*Requirements*
List each line of the data that holds the string "having", please.

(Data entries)

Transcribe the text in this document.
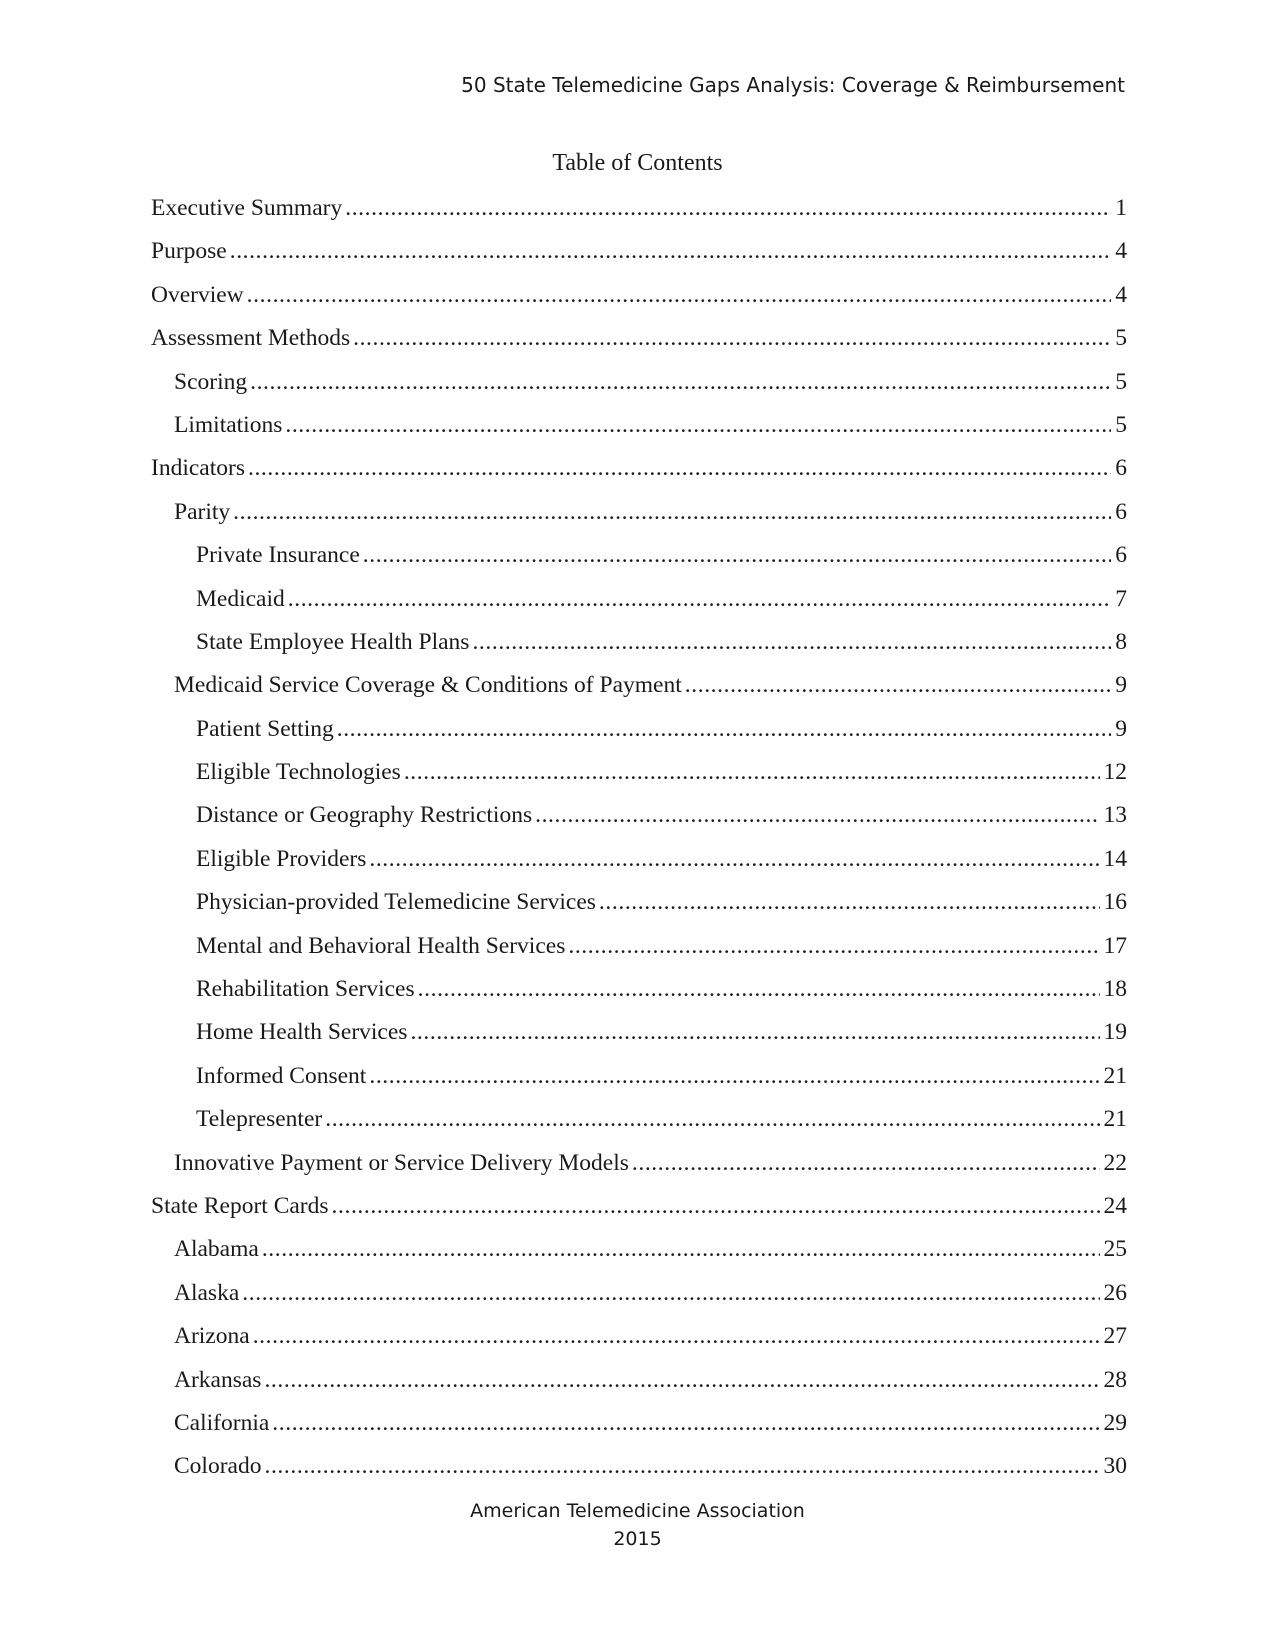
50 State Telemedicine Gaps Analysis: Coverage & Reimbursement
Table of Contents
Executive Summary .....	1
Purpose .....	4
Overview .....	4
Assessment Methods .....	5
Scoring .....	5
Limitations .....	5
Indicators .....	6
Parity .....	6
Private Insurance .....	6
Medicaid .....	7
State Employee Health Plans .....	8
Medicaid Service Coverage & Conditions of Payment .....	9
Patient Setting .....	9
Eligible Technologies .....	12
Distance or Geography Restrictions .....	13
Eligible Providers .....	14
Physician-provided Telemedicine Services .....	16
Mental and Behavioral Health Services .....	17
Rehabilitation Services .....	18
Home Health Services .....	19
Informed Consent .....	21
Telepresenter .....	21
Innovative Payment or Service Delivery Models .....	22
State Report Cards .....	24
Alabama .....	25
Alaska .....	26
Arizona .....	27
Arkansas .....	28
California .....	29
Colorado .....	30
American Telemedicine Association
2015
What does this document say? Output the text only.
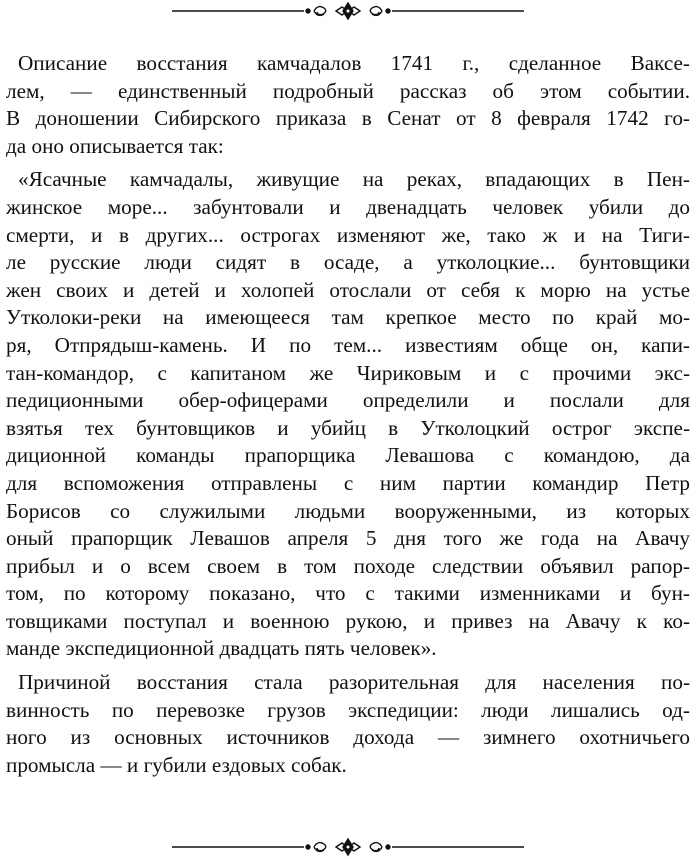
Описание восстания камчадалов 1741 г., сделанное Ваксе-
лем, — единственный подробный рассказ об этом событии.
В доношении Сибирского приказа в Сенат от 8 февраля 1742 го-
да оно описывается так:
«Ясачные камчадалы, живущие на реках, впадающих в Пен-
жинское море... забунтовали и двенадцать человек убили до
смерти, и в других... острогах изменяют же, тако ж и на Тиги-
ле русские люди сидят в осаде, а утколоцкие... бунтовщики
жен своих и детей и холопей отослали от себя к морю на устье
Утколоки-реки на имеющееся там крепкое место по край мо-
ря, Отпрядыш-камень. И по тем... известиям обще он, капи-
тан-командор, с капитаном же Чириковым и с прочими экс-
педиционными обер-офицерами определили и послали для
взятья тех бунтовщиков и убийц в Утколоцкий острог экспе-
диционной команды прапорщика Левашова с командою, да
для вспоможения отправлены с ним партии командир Петр
Борисов со служилыми людьми вооруженными, из которых
оный прапорщик Левашов апреля 5 дня того же года на Авачу
прибыл и о всем своем в том походе следствии объявил рапор-
том, по которому показано, что с такими изменниками и бун-
товщиками поступал и военною рукою, и привез на Авачу к ко-
манде экспедиционной двадцать пять человек».
Причиной восстания стала разорительная для населения по-
винность по перевозке грузов экспедиции: люди лишались од-
ного из основных источников дохода — зимнего охотничьего
промысла — и губили ездовых собак.
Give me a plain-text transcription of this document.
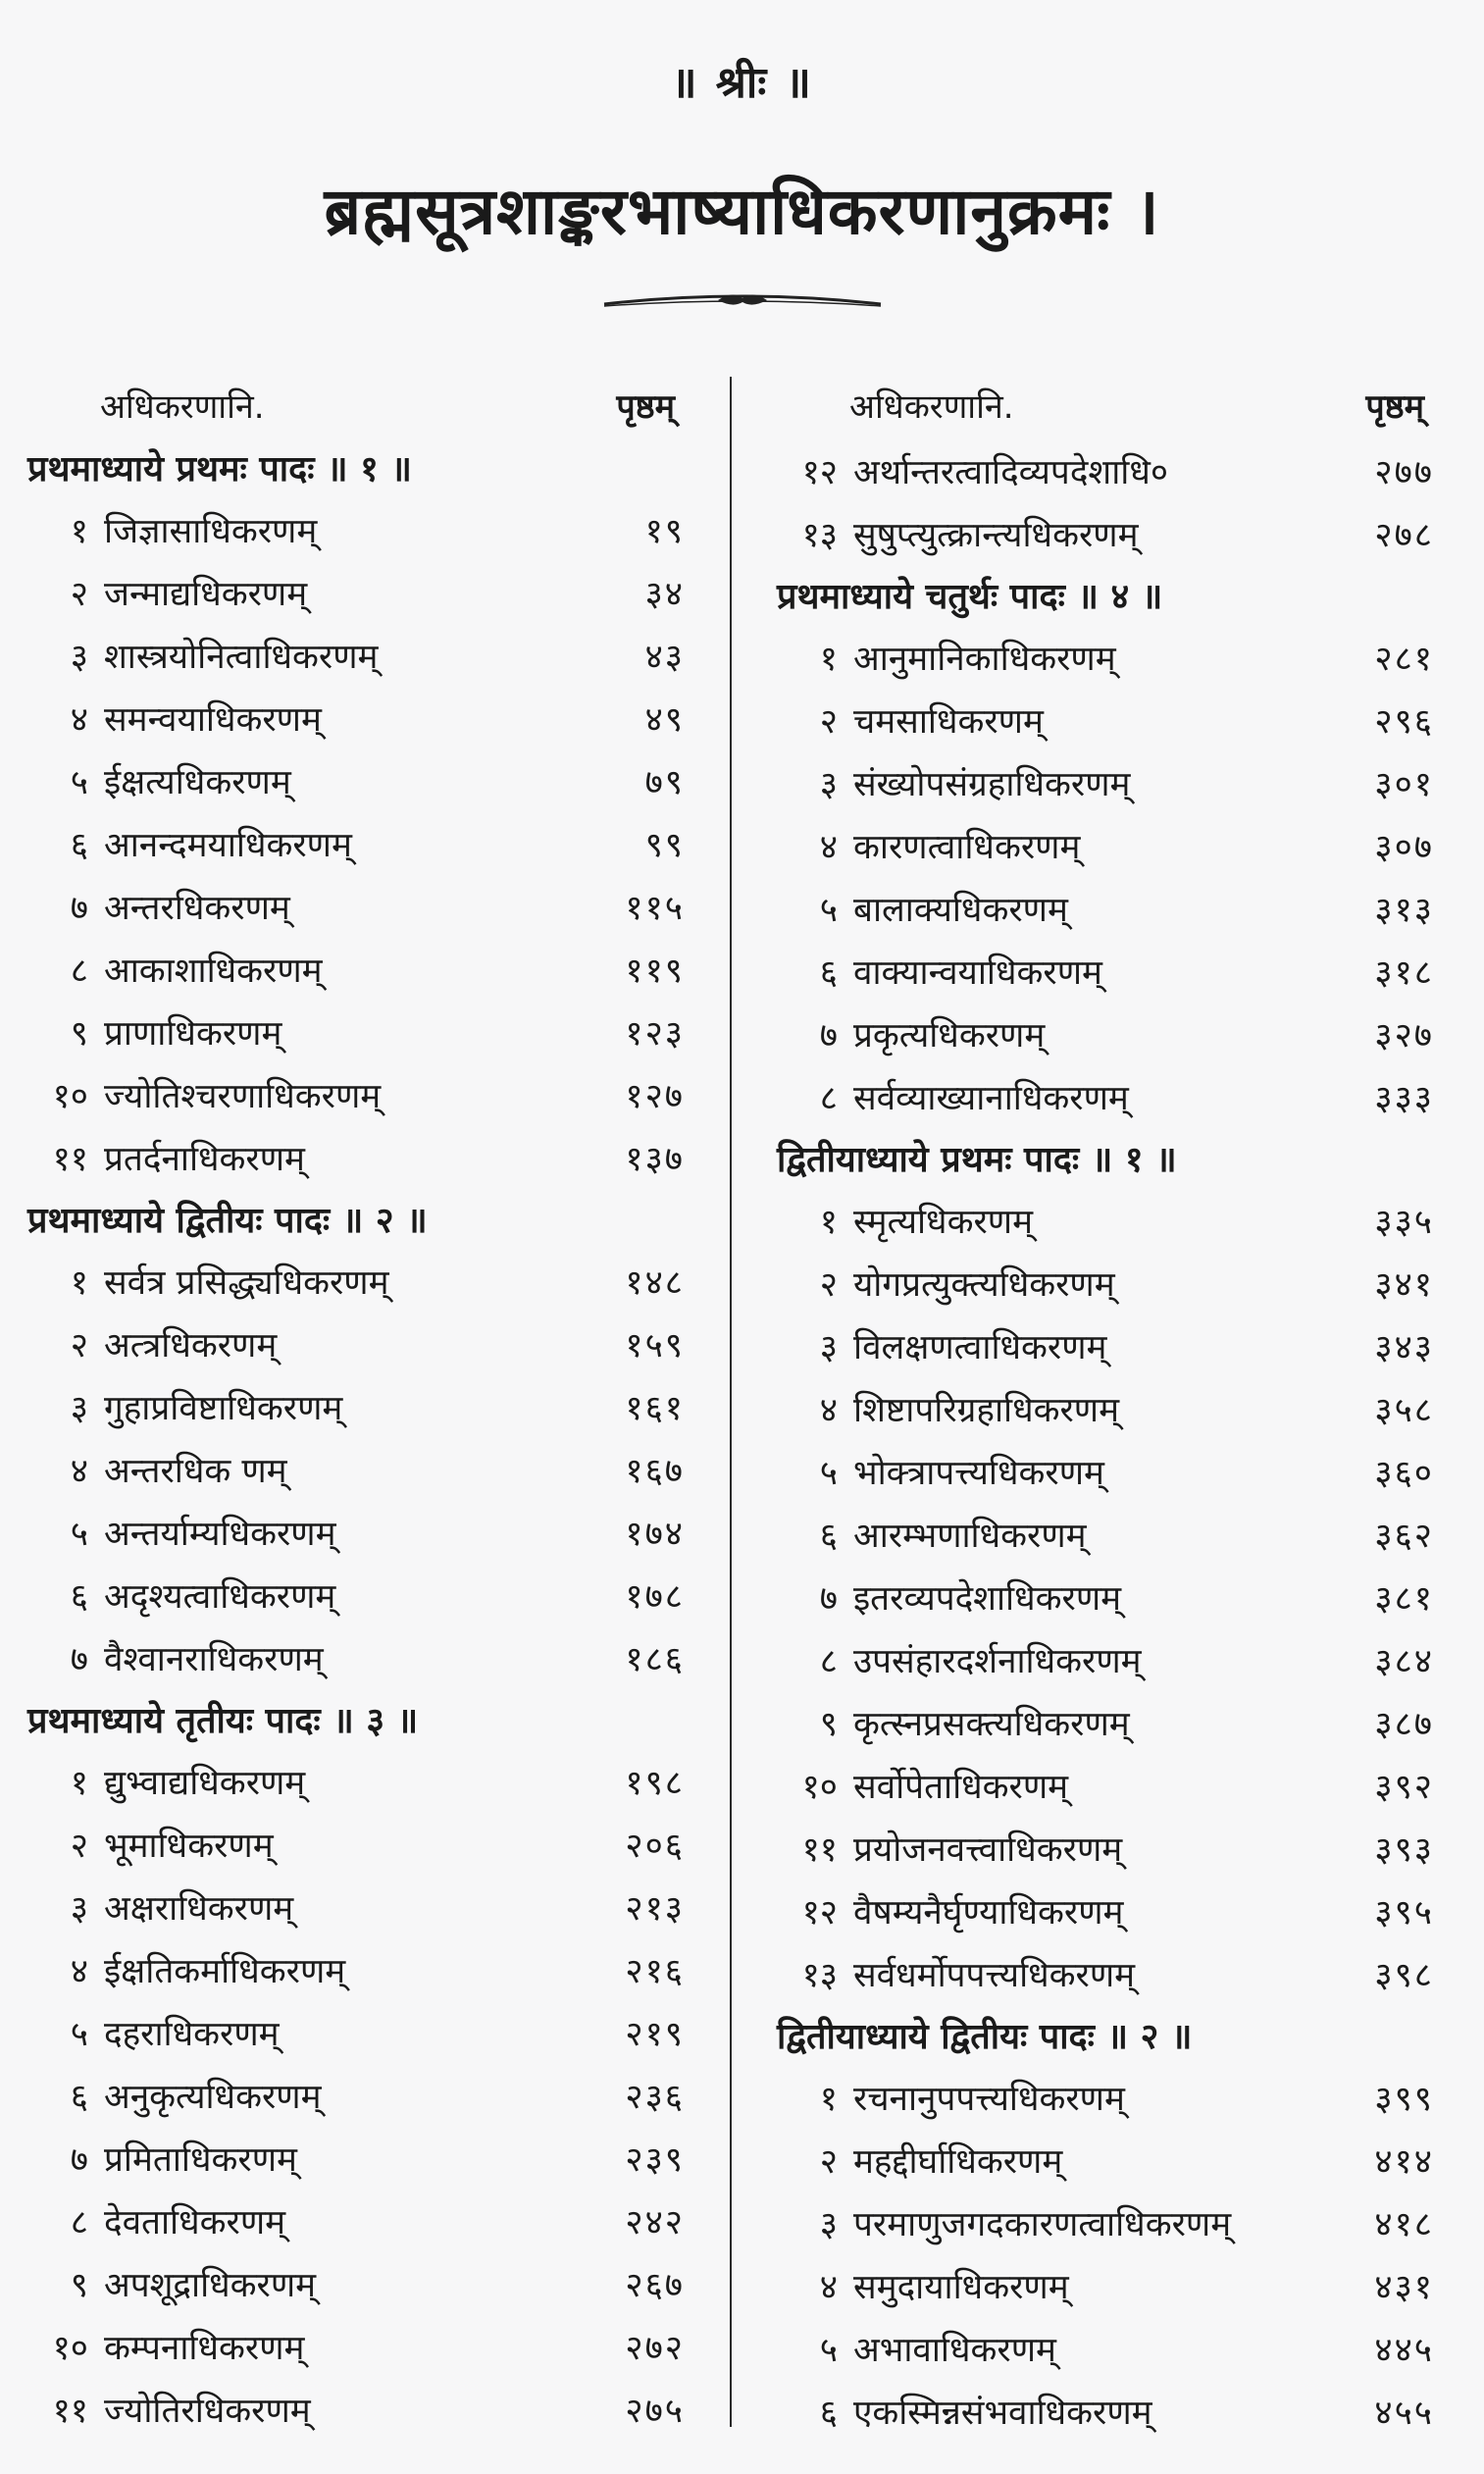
॥ श्रीः ॥
ब्रह्मसूत्रशाङ्करभाष्याधिकरणानुक्रमः ।
अधिकरणानि.	पृष्ठम्
प्रथमाध्याये प्रथमः पादः ॥ १ ॥
१ जिज्ञासाधिकरणम्	१९
२ जन्माद्यधिकरणम्	३४
३ शास्त्रयोनित्वाधिकरणम्	४३
४ समन्वयाधिकरणम्	४९
५ ईक्षत्यधिकरणम्	७९
६ आनन्दमयाधिकरणम्	९९
७ अन्तरधिकरणम्	११५
८ आकाशाधिकरणम्	११९
९ प्राणाधिकरणम्	१२३
१० ज्योतिश्चरणाधिकरणम्	१२७
११ प्रतर्दनाधिकरणम्	१३७
प्रथमाध्याये द्वितीयः पादः ॥ २ ॥
१ सर्वत्र प्रसिद्ध्यधिकरणम्	१४८
२ अत्त्रधिकरणम्	१५९
३ गुहाप्रविष्टाधिकरणम्	१६१
४ अन्तरधिक णम्	१६७
५ अन्तर्याम्यधिकरणम्	१७४
६ अदृश्यत्वाधिकरणम्	१७८
७ वैश्वानराधिकरणम्	१८६
प्रथमाध्याये तृतीयः पादः ॥ ३ ॥
१ द्युभ्वाद्यधिकरणम्	१९८
२ भूमाधिकरणम्	२०६
३ अक्षराधिकरणम्	२१३
४ ईक्षतिकर्माधिकरणम्	२१६
५ दहराधिकरणम्	२१९
६ अनुकृत्यधिकरणम्	२३६
७ प्रमिताधिकरणम्	२३९
८ देवताधिकरणम्	२४२
९ अपशूद्राधिकरणम्	२६७
१० कम्पनाधिकरणम्	२७२
११ ज्योतिरधिकरणम्	२७५
अधिकरणानि.	पृष्ठम्
१२ अर्थान्तरत्वादिव्यपदेशाधि०	२७७
१३ सुषुप्त्युत्क्रान्त्यधिकरणम्	२७८
प्रथमाध्याये चतुर्थः पादः ॥ ४ ॥
१ आनुमानिकाधिकरणम्	२८१
२ चमसाधिकरणम्	२९६
३ संख्योपसंग्रहाधिकरणम्	३०१
४ कारणत्वाधिकरणम्	३०७
५ बालाक्यधिकरणम्	३१३
६ वाक्यान्वयाधिकरणम्	३१८
७ प्रकृत्यधिकरणम्	३२७
८ सर्वव्याख्यानाधिकरणम्	३३३
द्वितीयाध्याये प्रथमः पादः ॥ १ ॥
१ स्मृत्यधिकरणम्	३३५
२ योगप्रत्युक्त्यधिकरणम्	३४१
३ विलक्षणत्वाधिकरणम्	३४३
४ शिष्टापरिग्रहाधिकरणम्	३५८
५ भोक्त्रापत्त्यधिकरणम्	३६०
६ आरम्भणाधिकरणम्	३६२
७ इतरव्यपदेशाधिकरणम्	३८१
८ उपसंहारदर्शनाधिकरणम्	३८४
९ कृत्स्नप्रसक्त्यधिकरणम्	३८७
१० सर्वोपेताधिकरणम्	३९२
११ प्रयोजनवत्त्वाधिकरणम्	३९३
१२ वैषम्यनैर्घृण्याधिकरणम्	३९५
१३ सर्वधर्मोपपत्त्यधिकरणम्	३९८
द्वितीयाध्याये द्वितीयः पादः ॥ २ ॥
१ रचनानुपपत्त्यधिकरणम्	३९९
२ महद्दीर्घाधिकरणम्	४१४
३ परमाणुजगदकारणत्वाधिकरणम्	४१८
४ समुदायाधिकरणम्	४३१
५ अभावाधिकरणम्	४४५
६ एकस्मिन्नसंभवाधिकरणम्	४५५
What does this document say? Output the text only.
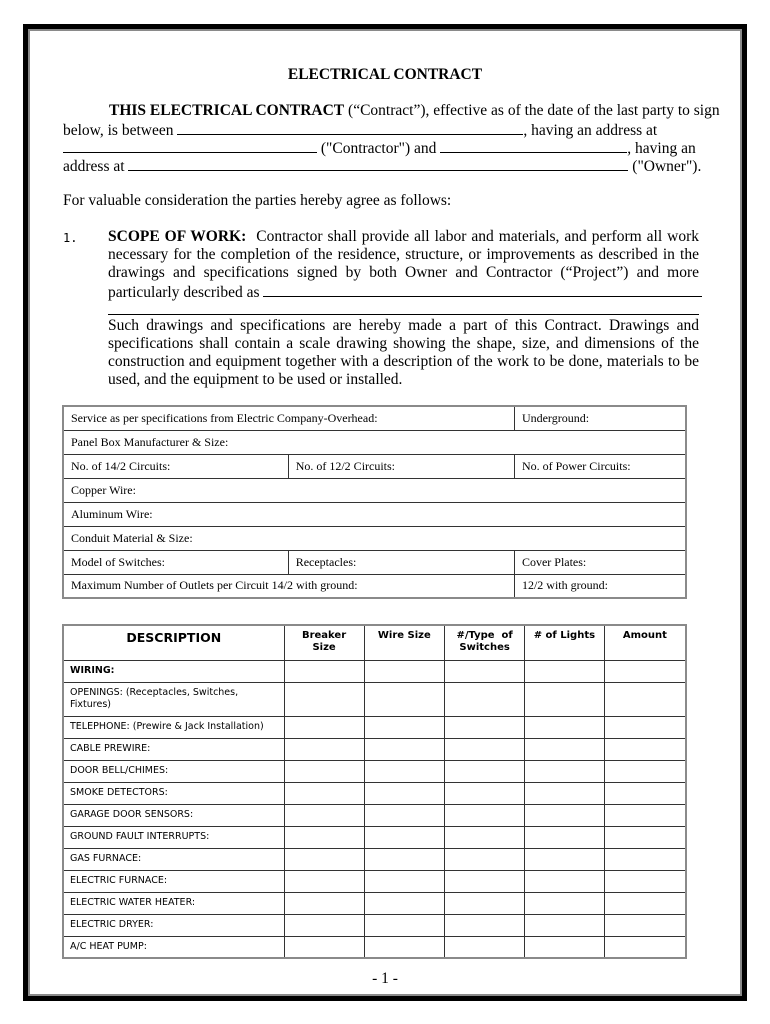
ELECTRICAL CONTRACT
THIS ELECTRICAL CONTRACT (“Contract”), effective as of the date of the last party to sign
below, is between	, having an address at
("Contractor") and	, having an
address at	("Owner").
For valuable consideration the parties hereby agree as follows:
1. SCOPE OF WORK: Contractor shall provide all labor and materials, and perform all work
necessary for the completion of the residence, structure, or improvements as described in the
drawings and specifications signed by both Owner and Contractor (“Project”) and more
particularly described as
Such drawings and specifications are hereby made a part of this Contract. Drawings and
specifications shall contain a scale drawing showing the shape, size, and dimensions of the
construction and equipment together with a description of the work to be done, materials to be
used, and the equipment to be used or installed.
Service as per specifications from Electric Company-Overhead:		Underground:
Panel Box Manufacturer & Size:		
No. of 14/2 Circuits:	No. of 12/2 Circuits:	No. of Power Circuits:
Copper Wire:		
Aluminum Wire:		
Conduit Material & Size:		
Model of Switches:	Receptacles:	Cover Plates:
Maximum Number of Outlets per Circuit 14/2 with ground:		12/2 with ground:
DESCRIPTION	Breaker Size	Wire Size	#/Type  of Switches	# of Lights	Amount
WIRING:					
OPENINGS: (Receptacles, Switches, Fixtures)					
TELEPHONE: (Prewire & Jack Installation)					
CABLE PREWIRE:					
DOOR BELL/CHIMES:					
SMOKE DETECTORS:					
GARAGE DOOR SENSORS:					
GROUND FAULT INTERRUPTS:					
GAS FURNACE:					
ELECTRIC FURNACE:					
ELECTRIC WATER HEATER:					
ELECTRIC DRYER:					
A/C HEAT PUMP:					
- 1 -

*Complete response*
below, is between	, having an address at
("Contractor") and	, having an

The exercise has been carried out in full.